[Extracted data entries]
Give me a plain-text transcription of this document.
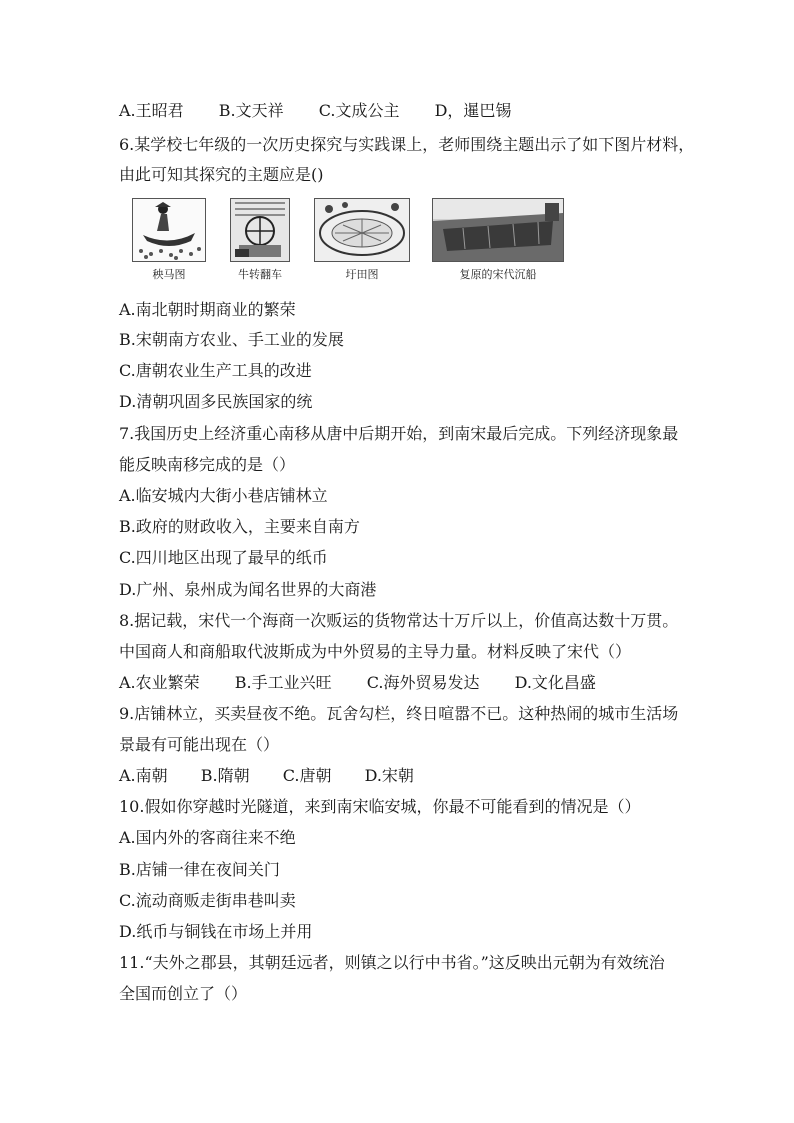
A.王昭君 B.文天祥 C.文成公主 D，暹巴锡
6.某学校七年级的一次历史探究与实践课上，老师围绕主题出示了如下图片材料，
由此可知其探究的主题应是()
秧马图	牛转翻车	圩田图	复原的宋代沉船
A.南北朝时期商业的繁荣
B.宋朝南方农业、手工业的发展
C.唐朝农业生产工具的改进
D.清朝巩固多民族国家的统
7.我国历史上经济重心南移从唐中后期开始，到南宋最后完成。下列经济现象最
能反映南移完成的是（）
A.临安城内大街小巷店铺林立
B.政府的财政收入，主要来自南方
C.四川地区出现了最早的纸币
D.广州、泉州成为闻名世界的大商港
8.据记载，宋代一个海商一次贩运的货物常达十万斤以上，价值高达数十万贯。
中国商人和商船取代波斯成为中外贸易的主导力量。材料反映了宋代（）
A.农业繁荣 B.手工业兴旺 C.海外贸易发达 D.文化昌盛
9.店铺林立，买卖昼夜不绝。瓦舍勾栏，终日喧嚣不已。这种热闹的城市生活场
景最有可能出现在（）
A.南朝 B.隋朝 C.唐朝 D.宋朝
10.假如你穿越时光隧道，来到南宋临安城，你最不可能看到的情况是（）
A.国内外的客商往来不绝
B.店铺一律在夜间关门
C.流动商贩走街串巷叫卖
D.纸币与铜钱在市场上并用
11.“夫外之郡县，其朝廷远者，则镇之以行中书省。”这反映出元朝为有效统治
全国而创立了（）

...

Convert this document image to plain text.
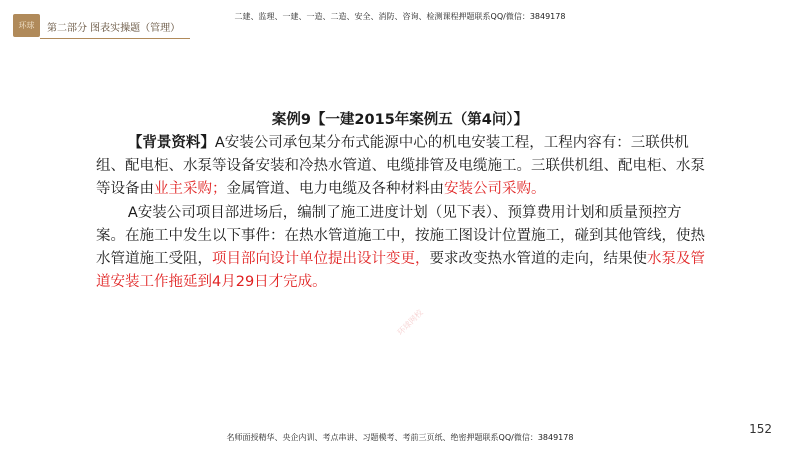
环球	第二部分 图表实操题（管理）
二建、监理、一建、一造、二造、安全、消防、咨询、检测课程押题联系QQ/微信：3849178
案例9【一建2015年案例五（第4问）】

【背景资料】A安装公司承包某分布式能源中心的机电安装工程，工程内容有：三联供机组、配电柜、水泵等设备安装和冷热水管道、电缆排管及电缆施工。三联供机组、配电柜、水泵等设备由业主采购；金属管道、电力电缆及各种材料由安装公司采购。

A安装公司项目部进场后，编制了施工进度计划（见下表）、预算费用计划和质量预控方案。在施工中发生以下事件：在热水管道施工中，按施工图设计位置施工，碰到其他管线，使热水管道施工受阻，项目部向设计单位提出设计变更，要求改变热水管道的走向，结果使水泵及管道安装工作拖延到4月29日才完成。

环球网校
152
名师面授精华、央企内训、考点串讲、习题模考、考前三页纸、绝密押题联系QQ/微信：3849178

## DIRECTIONS
Which lines in the records above contain the string "text"? Copy each one.

## FINAL RESULT
Give me a plain-text transcription of this document.
Convert this document image to plain text.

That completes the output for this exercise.